### YOUR GOAL:
Convert everything from the start of the records down to the line containing "code-line[interactable]: 18 bbox=[0, 298, 1030, 324]" into a Markdown table with the columns "No." and "Line", one numbered row per line, skipping any blank lines.
>> START RAW RECORDS
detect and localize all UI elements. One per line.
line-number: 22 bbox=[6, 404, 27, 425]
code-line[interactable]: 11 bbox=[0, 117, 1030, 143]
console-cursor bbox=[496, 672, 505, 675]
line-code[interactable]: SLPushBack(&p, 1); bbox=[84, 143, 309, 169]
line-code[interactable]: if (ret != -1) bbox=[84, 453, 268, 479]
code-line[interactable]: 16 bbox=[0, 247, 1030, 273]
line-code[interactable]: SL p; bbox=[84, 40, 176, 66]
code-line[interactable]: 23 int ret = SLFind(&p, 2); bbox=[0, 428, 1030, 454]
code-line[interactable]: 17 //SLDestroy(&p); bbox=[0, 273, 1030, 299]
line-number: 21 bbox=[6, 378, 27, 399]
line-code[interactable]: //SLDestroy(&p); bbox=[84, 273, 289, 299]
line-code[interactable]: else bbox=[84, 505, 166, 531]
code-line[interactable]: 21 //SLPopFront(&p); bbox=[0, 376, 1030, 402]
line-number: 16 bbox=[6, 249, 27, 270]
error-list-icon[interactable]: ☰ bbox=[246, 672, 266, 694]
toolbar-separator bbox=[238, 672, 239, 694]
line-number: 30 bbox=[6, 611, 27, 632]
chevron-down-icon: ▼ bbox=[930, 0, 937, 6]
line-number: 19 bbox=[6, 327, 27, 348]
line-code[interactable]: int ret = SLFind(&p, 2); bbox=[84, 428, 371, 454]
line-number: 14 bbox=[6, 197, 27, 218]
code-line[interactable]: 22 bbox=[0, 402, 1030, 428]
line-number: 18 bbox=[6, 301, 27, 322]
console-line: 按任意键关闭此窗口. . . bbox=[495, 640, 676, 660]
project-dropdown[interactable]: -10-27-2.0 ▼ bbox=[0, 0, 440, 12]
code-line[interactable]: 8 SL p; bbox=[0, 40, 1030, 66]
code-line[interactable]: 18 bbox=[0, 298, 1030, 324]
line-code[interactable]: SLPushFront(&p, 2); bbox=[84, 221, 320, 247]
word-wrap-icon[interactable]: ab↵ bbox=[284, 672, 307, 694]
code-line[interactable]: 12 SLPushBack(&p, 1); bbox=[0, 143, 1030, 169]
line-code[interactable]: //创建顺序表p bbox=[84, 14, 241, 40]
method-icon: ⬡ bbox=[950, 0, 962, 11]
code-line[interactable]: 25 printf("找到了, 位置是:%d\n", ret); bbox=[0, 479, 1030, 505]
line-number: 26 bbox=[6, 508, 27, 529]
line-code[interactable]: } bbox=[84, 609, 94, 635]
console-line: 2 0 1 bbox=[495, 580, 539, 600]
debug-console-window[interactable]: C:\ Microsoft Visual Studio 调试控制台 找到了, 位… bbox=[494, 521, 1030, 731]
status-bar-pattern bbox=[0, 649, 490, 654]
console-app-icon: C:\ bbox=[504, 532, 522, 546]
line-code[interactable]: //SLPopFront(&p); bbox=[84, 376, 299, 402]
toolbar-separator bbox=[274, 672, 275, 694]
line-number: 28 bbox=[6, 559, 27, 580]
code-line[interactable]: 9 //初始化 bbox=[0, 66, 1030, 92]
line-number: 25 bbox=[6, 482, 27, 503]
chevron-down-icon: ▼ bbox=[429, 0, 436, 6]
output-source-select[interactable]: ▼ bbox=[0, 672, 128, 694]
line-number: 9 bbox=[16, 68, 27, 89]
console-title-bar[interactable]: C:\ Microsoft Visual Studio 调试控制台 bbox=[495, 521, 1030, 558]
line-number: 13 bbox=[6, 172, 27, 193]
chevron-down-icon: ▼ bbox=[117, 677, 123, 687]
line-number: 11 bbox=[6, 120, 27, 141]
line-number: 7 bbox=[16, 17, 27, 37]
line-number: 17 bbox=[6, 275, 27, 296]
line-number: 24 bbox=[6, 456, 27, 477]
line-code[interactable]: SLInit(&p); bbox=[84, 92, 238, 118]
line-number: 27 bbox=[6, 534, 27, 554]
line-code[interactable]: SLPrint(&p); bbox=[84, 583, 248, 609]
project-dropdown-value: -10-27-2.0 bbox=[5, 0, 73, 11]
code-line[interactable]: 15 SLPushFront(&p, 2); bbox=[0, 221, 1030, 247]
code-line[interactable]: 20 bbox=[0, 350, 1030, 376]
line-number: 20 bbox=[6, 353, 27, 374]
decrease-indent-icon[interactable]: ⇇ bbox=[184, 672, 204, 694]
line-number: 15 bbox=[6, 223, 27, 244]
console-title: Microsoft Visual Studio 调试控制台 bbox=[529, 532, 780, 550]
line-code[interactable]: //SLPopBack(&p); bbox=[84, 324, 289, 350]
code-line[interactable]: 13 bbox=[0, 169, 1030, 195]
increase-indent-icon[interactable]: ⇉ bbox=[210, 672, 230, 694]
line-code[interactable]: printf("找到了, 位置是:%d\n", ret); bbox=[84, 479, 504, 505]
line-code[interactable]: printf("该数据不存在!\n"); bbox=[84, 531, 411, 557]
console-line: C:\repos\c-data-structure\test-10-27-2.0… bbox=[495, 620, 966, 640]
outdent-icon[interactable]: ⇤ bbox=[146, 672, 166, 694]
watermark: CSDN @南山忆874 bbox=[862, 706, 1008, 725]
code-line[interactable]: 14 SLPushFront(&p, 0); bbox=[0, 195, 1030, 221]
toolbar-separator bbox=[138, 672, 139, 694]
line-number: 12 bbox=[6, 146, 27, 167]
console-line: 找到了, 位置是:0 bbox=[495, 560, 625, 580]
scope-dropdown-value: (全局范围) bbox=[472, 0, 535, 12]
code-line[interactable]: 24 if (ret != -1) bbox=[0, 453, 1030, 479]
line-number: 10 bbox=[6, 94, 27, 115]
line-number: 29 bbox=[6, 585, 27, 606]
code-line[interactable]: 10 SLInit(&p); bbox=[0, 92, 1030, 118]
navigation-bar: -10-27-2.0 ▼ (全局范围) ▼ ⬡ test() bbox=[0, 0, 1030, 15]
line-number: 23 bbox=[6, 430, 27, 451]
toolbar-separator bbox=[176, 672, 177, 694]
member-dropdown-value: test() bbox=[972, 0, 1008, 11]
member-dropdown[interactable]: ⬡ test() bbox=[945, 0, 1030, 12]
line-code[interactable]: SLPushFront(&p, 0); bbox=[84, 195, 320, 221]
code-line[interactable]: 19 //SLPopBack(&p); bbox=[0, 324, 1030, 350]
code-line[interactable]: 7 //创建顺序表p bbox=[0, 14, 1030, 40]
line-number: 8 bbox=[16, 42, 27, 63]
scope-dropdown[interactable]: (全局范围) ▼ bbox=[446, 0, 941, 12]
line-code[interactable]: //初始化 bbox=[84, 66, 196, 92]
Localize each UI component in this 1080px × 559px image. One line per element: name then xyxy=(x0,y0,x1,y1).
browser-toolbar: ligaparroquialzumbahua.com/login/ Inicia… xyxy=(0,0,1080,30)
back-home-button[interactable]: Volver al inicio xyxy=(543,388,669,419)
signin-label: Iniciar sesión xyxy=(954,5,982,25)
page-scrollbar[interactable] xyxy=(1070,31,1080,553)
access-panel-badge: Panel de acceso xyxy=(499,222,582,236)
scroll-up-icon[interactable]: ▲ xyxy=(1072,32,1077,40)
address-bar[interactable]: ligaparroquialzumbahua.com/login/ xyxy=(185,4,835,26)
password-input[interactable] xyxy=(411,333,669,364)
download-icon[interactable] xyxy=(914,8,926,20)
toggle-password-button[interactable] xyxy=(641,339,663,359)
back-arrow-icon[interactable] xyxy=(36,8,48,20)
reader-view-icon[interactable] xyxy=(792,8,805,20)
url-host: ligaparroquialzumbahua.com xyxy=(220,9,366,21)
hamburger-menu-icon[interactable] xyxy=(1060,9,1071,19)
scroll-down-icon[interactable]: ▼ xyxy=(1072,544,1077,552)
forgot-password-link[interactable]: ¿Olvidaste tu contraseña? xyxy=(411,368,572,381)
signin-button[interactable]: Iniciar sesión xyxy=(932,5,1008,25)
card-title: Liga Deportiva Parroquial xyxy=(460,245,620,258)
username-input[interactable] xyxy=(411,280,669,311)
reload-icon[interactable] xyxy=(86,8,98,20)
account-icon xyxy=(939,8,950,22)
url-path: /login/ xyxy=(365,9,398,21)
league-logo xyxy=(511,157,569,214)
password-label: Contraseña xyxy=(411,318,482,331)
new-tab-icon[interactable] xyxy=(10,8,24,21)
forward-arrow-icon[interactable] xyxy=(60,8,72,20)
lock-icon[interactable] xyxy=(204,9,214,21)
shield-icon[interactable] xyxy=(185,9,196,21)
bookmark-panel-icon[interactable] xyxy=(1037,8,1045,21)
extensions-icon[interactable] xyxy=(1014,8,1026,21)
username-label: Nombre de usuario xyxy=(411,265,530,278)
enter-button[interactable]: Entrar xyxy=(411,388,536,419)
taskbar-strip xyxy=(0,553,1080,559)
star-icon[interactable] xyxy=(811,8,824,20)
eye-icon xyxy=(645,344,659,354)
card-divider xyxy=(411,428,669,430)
>> END RAW RECORDS
### SOLUTION:
| No. | Line |
|---|---|
| 1 | detect and localize all UI elements. One per line. |
| 2 | line-number: 22 bbox=[6, 404, 27, 425] |
| 3 | code-line[interactable]: 11 bbox=[0, 117, 1030, 143] |
| 4 | console-cursor bbox=[496, 672, 505, 675] |
| 5 | line-code[interactable]: SLPushBack(&p, 1); bbox=[84, 143, 309, 169] |
| 6 | line-code[interactable]: if (ret != -1) bbox=[84, 453, 268, 479] |
| 7 | code-line[interactable]: 16 bbox=[0, 247, 1030, 273] |
| 8 | line-code[interactable]: SL p; bbox=[84, 40, 176, 66] |
| 9 | code-line[interactable]: 23 int ret = SLFind(&p, 2); bbox=[0, 428, 1030, 454] |
| 10 | code-line[interactable]: 17 //SLDestroy(&p); bbox=[0, 273, 1030, 299] |
| 11 | line-number: 21 bbox=[6, 378, 27, 399] |
| 12 | line-code[interactable]: //SLDestroy(&p); bbox=[84, 273, 289, 299] |
| 13 | line-code[interactable]: else bbox=[84, 505, 166, 531] |
| 14 | code-line[interactable]: 21 //SLPopFront(&p); bbox=[0, 376, 1030, 402] |
| 15 | line-number: 16 bbox=[6, 249, 27, 270] |
| 16 | error-list-icon[interactable]: ☰ bbox=[246, 672, 266, 694] |
| 17 | toolbar-separator bbox=[238, 672, 239, 694] |
| 18 | line-number: 30 bbox=[6, 611, 27, 632] |
| 19 | chevron-down-icon: ▼ bbox=[930, 0, 937, 6] |
| 20 | line-number: 19 bbox=[6, 327, 27, 348] |
| 21 | line-code[interactable]: int ret = SLFind(&p, 2); bbox=[84, 428, 371, 454] |
| 22 | line-number: 14 bbox=[6, 197, 27, 218] |
| 23 | code-line[interactable]: 22 bbox=[0, 402, 1030, 428] |
| 24 | line-number: 18 bbox=[6, 301, 27, 322] |
| 25 | console-line: 按任意键关闭此窗口. . . bbox=[495, 640, 676, 660] |
| 26 | project-dropdown[interactable]: -10-27-2.0 ▼ bbox=[0, 0, 440, 12] |
| 27 | code-line[interactable]: 8 SL p; bbox=[0, 40, 1030, 66] |
| 28 | code-line[interactable]: 18 bbox=[0, 298, 1030, 324] |